> [SHORT EXERCISE]:
Find how many lines of the listing below include the word "name", then report the number by itself.

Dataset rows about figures
⁂

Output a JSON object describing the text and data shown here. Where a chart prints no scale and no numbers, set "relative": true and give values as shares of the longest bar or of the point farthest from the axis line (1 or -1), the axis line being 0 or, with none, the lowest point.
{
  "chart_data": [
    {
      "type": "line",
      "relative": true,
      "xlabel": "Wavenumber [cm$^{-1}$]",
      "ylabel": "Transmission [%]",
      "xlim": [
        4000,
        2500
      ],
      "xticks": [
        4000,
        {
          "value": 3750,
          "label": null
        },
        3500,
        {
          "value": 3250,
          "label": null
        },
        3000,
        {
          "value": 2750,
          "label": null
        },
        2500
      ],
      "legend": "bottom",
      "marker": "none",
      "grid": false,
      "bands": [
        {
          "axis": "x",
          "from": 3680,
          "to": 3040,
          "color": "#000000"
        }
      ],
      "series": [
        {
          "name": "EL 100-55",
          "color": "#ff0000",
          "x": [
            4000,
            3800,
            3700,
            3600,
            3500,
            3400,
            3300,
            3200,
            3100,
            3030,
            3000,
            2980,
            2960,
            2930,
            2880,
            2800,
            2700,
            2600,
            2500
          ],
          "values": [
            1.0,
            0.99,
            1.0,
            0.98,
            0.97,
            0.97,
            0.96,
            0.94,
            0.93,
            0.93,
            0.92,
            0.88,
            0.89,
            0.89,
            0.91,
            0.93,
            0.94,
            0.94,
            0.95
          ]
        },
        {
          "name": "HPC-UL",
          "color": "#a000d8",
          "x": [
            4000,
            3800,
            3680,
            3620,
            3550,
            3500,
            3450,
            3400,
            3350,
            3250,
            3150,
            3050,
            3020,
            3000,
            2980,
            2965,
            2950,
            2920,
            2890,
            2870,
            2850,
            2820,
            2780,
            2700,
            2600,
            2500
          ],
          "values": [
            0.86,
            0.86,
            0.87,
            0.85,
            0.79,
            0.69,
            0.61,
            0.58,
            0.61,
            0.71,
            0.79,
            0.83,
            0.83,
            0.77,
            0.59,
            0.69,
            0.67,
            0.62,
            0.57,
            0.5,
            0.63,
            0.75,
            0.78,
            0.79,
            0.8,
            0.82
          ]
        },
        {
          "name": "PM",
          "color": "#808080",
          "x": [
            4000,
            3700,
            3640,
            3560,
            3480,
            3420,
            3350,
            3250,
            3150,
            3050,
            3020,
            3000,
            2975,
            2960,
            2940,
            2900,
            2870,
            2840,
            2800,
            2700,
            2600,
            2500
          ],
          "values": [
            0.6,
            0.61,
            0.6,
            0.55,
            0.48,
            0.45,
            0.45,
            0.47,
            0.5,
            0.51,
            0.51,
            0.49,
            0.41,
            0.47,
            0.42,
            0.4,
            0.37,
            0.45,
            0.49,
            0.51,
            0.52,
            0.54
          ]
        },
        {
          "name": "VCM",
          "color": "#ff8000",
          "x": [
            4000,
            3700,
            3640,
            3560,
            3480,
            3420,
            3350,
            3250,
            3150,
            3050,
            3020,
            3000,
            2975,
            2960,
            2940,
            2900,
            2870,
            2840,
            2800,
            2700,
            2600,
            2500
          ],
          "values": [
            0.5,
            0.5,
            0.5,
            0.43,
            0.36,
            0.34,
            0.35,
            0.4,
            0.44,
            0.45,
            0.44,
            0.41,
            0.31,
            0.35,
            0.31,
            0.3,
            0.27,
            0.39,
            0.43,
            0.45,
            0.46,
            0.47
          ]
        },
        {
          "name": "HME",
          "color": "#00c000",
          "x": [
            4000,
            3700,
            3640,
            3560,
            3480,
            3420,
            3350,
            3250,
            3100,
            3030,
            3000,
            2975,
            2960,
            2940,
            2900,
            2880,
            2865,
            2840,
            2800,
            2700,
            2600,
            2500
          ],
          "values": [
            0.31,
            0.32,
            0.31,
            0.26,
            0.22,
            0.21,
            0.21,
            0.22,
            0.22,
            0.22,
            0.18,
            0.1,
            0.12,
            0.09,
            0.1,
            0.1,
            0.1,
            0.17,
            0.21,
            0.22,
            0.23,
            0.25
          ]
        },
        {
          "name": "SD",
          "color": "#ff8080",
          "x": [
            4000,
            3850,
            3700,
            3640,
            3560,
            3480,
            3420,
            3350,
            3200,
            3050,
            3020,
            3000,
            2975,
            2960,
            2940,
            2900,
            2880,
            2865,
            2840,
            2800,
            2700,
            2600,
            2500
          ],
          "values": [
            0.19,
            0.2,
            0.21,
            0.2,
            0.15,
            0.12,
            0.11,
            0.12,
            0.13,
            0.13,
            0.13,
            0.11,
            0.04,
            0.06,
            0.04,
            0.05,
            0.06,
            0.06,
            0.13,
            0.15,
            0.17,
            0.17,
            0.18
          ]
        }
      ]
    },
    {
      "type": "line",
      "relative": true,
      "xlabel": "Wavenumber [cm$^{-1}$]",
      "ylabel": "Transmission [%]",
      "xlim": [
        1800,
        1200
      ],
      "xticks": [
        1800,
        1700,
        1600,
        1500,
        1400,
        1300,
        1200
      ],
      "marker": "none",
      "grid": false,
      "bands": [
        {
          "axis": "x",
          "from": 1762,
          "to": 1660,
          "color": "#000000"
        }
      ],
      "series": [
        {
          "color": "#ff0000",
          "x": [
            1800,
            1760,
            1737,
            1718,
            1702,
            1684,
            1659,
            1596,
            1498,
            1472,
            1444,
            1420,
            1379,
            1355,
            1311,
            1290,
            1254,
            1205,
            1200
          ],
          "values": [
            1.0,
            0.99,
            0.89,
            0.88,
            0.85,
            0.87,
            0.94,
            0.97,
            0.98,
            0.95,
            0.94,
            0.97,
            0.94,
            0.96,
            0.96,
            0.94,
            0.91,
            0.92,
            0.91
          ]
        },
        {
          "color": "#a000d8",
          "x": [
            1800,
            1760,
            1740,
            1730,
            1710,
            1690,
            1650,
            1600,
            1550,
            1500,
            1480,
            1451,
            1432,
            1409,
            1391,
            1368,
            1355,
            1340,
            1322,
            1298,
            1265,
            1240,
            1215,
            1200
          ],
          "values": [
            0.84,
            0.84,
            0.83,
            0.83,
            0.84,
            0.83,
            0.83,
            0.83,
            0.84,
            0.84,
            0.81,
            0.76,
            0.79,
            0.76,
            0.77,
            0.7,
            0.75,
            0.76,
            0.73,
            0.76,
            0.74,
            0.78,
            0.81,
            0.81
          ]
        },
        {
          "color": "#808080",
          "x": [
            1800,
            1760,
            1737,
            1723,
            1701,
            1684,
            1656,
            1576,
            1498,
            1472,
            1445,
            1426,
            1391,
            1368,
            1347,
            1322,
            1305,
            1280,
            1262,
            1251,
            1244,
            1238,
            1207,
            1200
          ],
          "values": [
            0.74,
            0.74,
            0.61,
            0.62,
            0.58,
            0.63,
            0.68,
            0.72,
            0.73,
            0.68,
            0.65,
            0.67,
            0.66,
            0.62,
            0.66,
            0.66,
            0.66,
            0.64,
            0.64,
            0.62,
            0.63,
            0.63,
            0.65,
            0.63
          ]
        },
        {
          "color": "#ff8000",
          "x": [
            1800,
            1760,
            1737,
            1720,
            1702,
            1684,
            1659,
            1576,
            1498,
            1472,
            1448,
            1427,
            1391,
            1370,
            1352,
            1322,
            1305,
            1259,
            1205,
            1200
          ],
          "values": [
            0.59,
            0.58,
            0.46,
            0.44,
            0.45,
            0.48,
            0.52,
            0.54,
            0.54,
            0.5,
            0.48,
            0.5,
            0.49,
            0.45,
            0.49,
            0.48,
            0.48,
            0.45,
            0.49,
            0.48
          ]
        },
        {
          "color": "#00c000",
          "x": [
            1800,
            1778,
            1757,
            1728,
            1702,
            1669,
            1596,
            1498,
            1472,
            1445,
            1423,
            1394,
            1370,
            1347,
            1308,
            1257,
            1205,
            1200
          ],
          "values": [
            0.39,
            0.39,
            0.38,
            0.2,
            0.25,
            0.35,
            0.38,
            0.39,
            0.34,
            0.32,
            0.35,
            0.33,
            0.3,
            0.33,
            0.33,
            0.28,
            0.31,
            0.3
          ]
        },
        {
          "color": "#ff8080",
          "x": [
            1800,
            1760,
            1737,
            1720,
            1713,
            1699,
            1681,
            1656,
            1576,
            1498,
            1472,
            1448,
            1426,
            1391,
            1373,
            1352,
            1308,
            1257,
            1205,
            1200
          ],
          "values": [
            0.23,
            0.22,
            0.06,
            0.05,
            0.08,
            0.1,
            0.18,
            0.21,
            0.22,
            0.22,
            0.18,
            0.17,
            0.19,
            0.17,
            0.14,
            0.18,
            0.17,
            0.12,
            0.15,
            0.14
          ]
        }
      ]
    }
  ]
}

⁂

> [TASK RESPONSE]:
6